-------- EXTRACTED MATERIAL --------

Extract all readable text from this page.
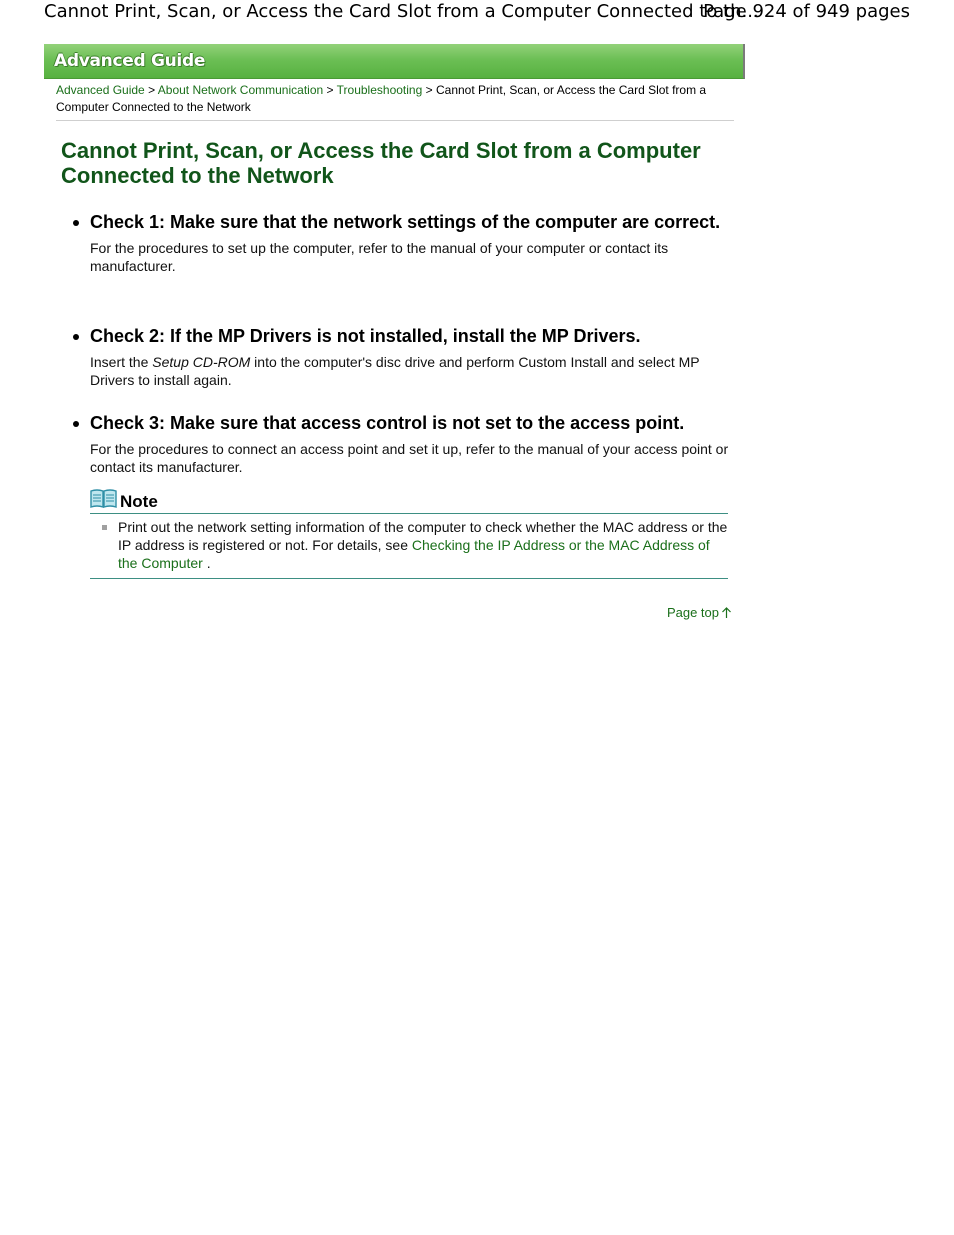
Cannot Print, Scan, or Access the Card Slot from a Computer Connected to th...
Page 924 of 949 pages
Advanced Guide
Advanced Guide > About Network Communication > Troubleshooting > Cannot Print, Scan, or Access the Card Slot from a Computer Connected to the Network
Cannot Print, Scan, or Access the Card Slot from a Computer Connected to the Network
Check 1: Make sure that the network settings of the computer are correct.
For the procedures to set up the computer, refer to the manual of your computer or contact its manufacturer.
Check 2: If the MP Drivers is not installed, install the MP Drivers.
Insert the Setup CD-ROM into the computer's disc drive and perform Custom Install and select MP Drivers to install again.
Check 3: Make sure that access control is not set to the access point.
For the procedures to connect an access point and set it up, refer to the manual of your access point or contact its manufacturer.
Note
Print out the network setting information of the computer to check whether the MAC address or the IP address is registered or not. For details, see Checking the IP Address or the MAC Address of the Computer .
Page top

--------

_AIM_: Quote each entry above verbatim and drop the pictures.

_IN RESPONSE_:
Extract all readable text from this page.
Cannot Print, Scan, or Access the Card Slot from a Computer Connected to th...
Page 924 of 949 pages
Advanced Guide
Advanced Guide > About Network Communication > Troubleshooting > Cannot Print, Scan, or Access the Card Slot from a Computer Connected to the Network
Cannot Print, Scan, or Access the Card Slot from a Computer Connected to the Network
Check 1: Make sure that the network settings of the computer are correct.
For the procedures to set up the computer, refer to the manual of your computer or contact its manufacturer.
Check 2: If the MP Drivers is not installed, install the MP Drivers.
Insert the Setup CD-ROM into the computer's disc drive and perform Custom Install and select MP Drivers to install again.
Check 3: Make sure that access control is not set to the access point.
For the procedures to connect an access point and set it up, refer to the manual of your access point or contact its manufacturer.
Note
Print out the network setting information of the computer to check whether the MAC address or the IP address is registered or not. For details, see Checking the IP Address or the MAC Address of the Computer .
Page top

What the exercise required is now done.